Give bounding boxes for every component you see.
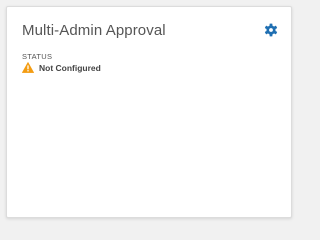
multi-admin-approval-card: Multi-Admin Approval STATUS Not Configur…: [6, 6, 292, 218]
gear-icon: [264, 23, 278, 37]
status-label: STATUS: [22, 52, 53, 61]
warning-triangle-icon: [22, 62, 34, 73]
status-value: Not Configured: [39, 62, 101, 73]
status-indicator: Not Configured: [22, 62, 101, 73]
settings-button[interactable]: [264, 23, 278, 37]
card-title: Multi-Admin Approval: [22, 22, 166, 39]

★ ★ ★

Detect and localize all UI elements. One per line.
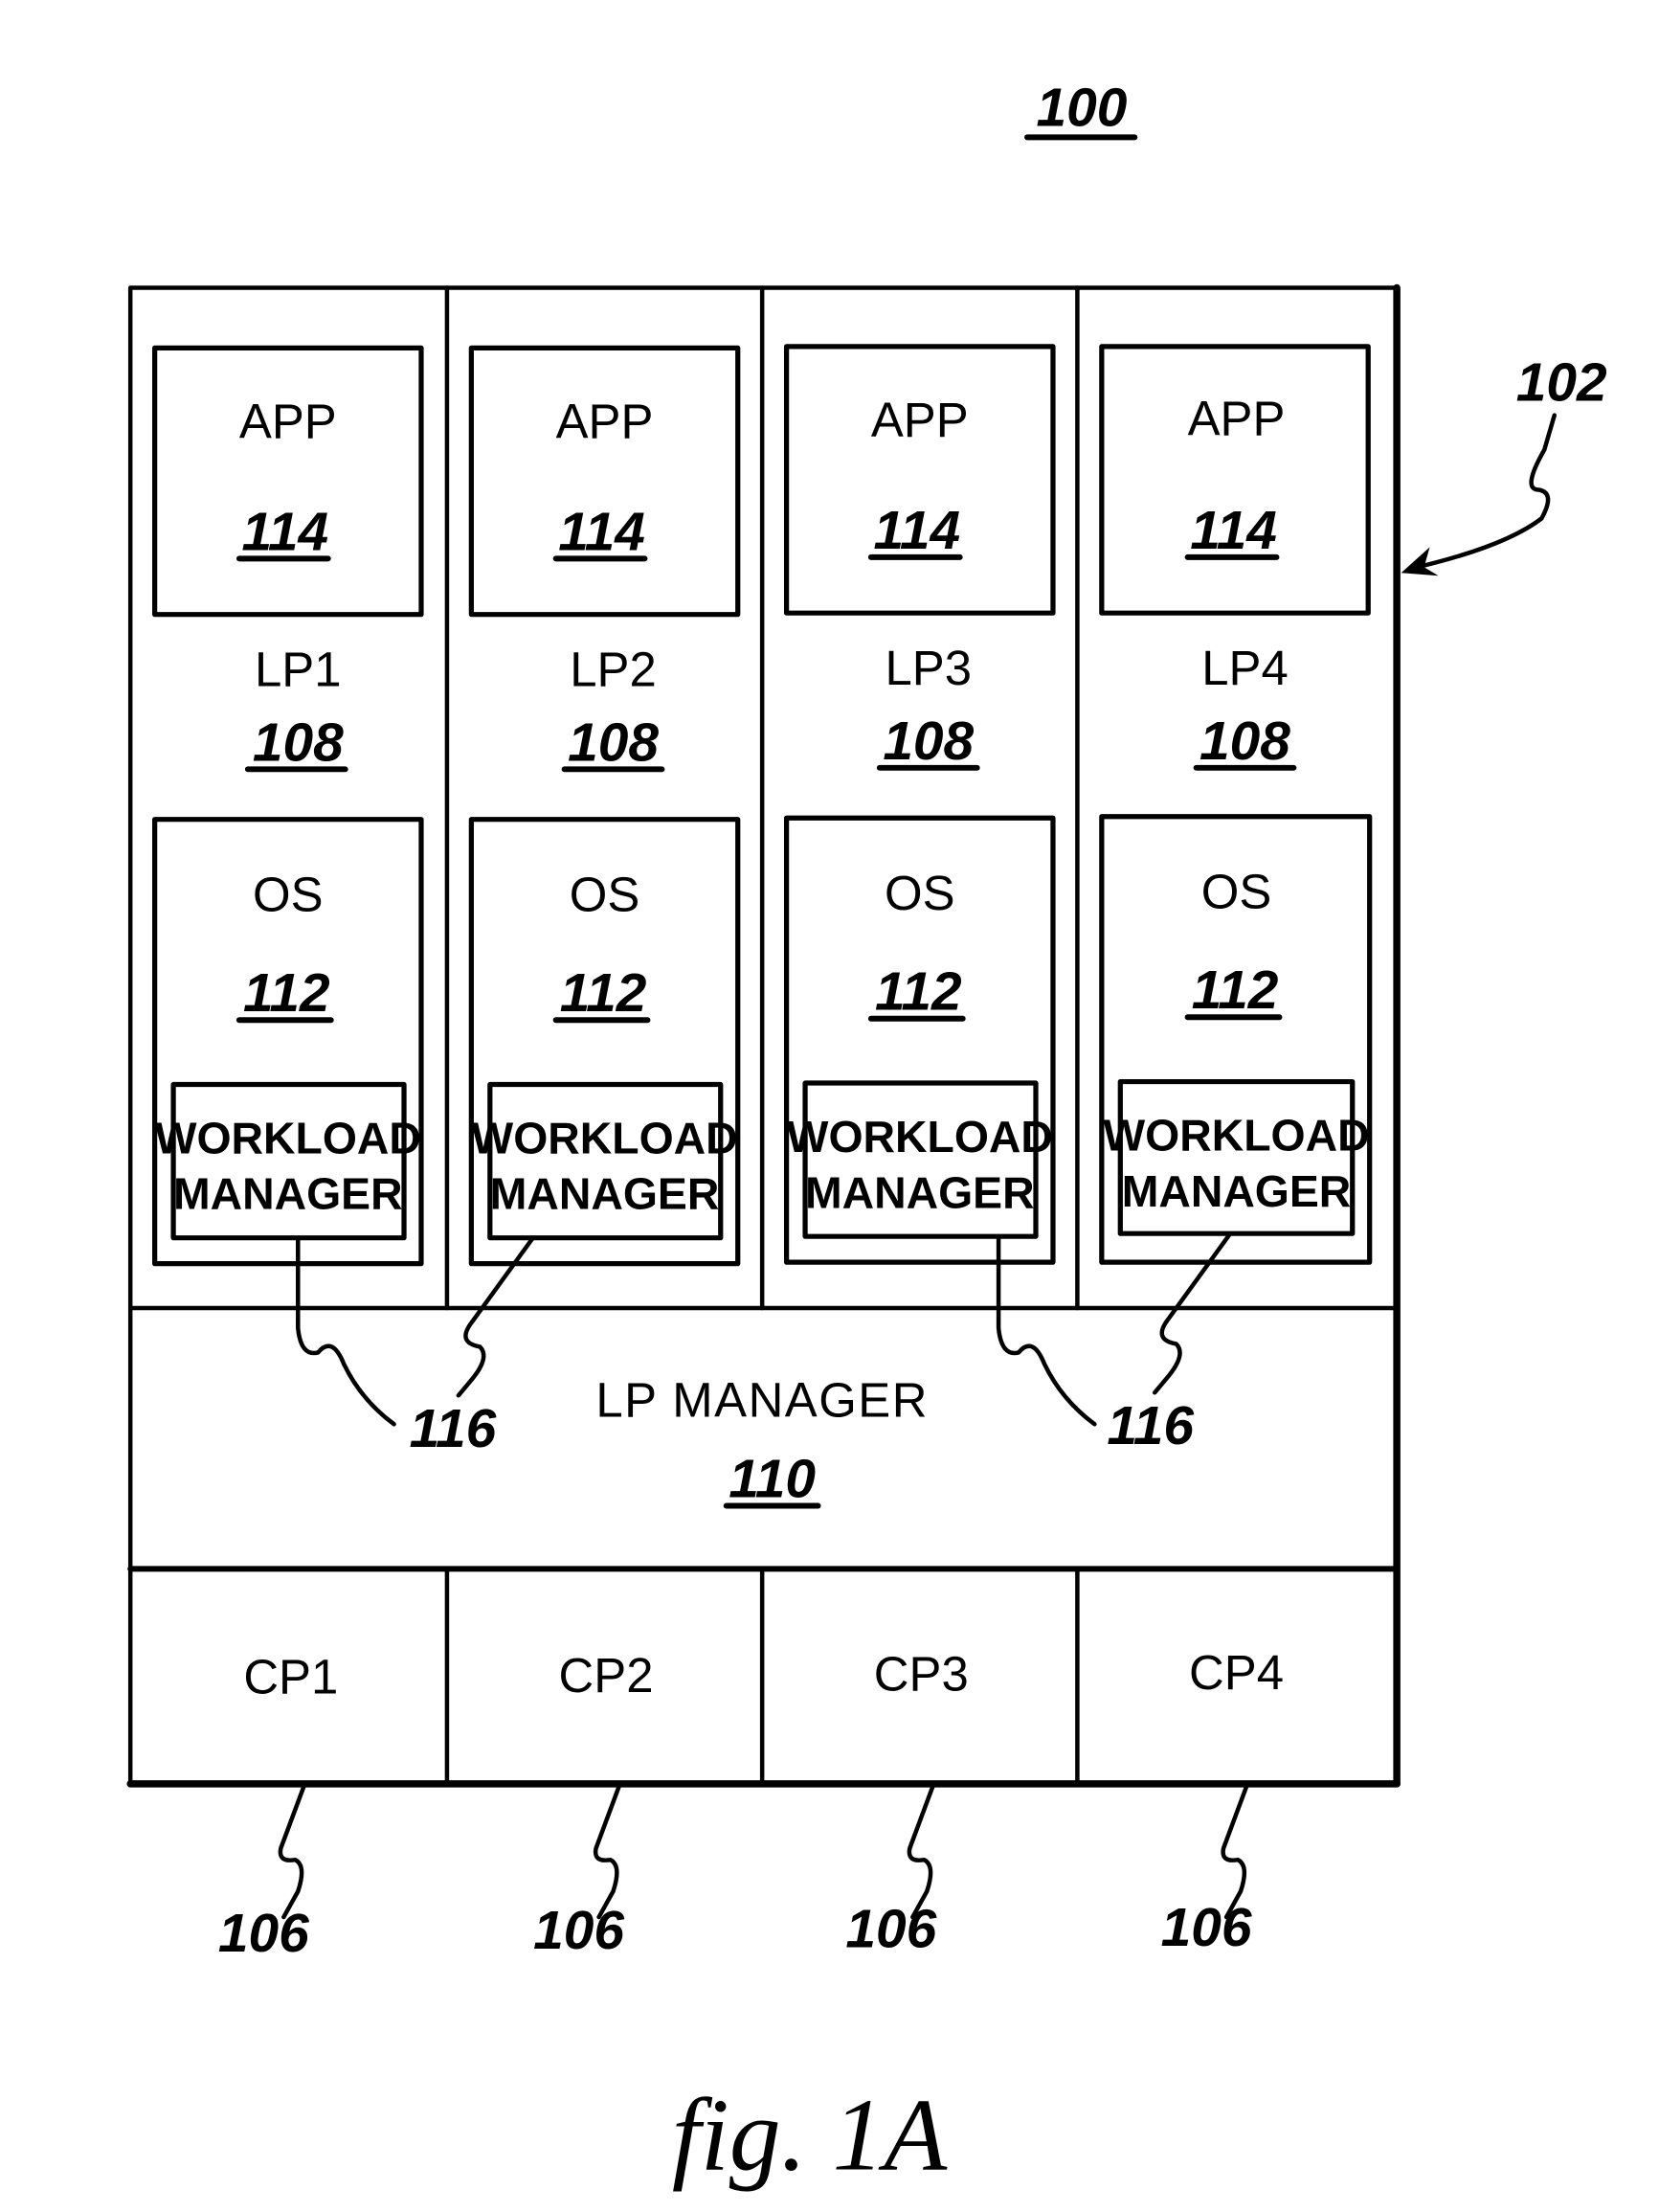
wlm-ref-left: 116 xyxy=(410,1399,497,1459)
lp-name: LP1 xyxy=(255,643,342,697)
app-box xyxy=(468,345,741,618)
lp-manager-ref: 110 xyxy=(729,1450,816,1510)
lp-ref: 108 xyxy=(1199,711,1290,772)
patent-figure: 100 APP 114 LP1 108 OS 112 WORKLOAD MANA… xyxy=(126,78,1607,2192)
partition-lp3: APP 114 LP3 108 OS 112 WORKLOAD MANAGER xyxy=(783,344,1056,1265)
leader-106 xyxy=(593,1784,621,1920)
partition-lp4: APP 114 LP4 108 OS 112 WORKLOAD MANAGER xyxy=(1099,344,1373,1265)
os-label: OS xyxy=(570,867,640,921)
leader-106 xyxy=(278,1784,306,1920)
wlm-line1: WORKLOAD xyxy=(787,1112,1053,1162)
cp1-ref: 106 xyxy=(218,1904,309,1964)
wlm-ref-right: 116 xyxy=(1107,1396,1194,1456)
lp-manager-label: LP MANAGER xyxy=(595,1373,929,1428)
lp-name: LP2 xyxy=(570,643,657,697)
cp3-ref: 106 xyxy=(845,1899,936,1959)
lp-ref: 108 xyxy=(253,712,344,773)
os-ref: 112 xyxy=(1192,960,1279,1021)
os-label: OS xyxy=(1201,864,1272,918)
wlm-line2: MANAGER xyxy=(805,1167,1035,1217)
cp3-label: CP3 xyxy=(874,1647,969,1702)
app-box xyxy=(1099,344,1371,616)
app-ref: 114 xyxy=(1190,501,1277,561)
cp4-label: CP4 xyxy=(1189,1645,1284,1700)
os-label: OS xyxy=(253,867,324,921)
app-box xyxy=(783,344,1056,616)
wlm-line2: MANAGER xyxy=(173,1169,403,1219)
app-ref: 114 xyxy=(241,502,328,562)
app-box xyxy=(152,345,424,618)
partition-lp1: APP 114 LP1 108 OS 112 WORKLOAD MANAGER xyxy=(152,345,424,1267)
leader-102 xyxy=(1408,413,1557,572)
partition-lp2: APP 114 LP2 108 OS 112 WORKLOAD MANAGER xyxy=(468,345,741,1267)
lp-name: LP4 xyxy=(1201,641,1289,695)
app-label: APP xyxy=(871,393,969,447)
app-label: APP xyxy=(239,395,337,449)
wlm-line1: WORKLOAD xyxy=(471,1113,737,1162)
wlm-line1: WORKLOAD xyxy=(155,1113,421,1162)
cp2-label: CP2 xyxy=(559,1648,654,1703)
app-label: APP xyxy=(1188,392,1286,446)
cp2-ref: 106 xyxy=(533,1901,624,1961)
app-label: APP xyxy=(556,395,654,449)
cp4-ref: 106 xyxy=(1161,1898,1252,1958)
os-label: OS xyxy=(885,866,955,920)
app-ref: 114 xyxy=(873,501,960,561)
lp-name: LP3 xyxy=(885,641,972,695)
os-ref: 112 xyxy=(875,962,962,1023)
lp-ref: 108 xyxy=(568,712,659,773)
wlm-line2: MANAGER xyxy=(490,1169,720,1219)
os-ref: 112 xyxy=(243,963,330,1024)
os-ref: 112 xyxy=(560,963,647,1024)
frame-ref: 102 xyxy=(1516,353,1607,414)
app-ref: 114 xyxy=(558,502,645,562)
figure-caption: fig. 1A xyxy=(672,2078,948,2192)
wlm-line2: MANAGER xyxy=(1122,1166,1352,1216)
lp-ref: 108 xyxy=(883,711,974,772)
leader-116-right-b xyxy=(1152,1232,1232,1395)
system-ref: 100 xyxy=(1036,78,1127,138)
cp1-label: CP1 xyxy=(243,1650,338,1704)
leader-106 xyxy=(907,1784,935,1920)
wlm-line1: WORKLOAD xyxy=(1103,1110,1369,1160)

★ ★ ★

**WHAT YOU SHOULD DO**
Reproduce the lines from the line containing "Give bounding boxes" to the line containing "card-title: Multi-Admin Approval: [22, 22, 166, 39]", both included, leaving the pictures out of your answer.

**SOLUTION FOR THIS EXERCISE**
Give bounding boxes for every component you see.
multi-admin-approval-card: Multi-Admin Approval STATUS Not Configur…: [6, 6, 292, 218]
gear-icon: [264, 23, 278, 37]
status-label: STATUS: [22, 52, 53, 61]
warning-triangle-icon: [22, 62, 34, 73]
status-value: Not Configured: [39, 62, 101, 73]
status-indicator: Not Configured: [22, 62, 101, 73]
settings-button[interactable]: [264, 23, 278, 37]
card-title: Multi-Admin Approval: [22, 22, 166, 39]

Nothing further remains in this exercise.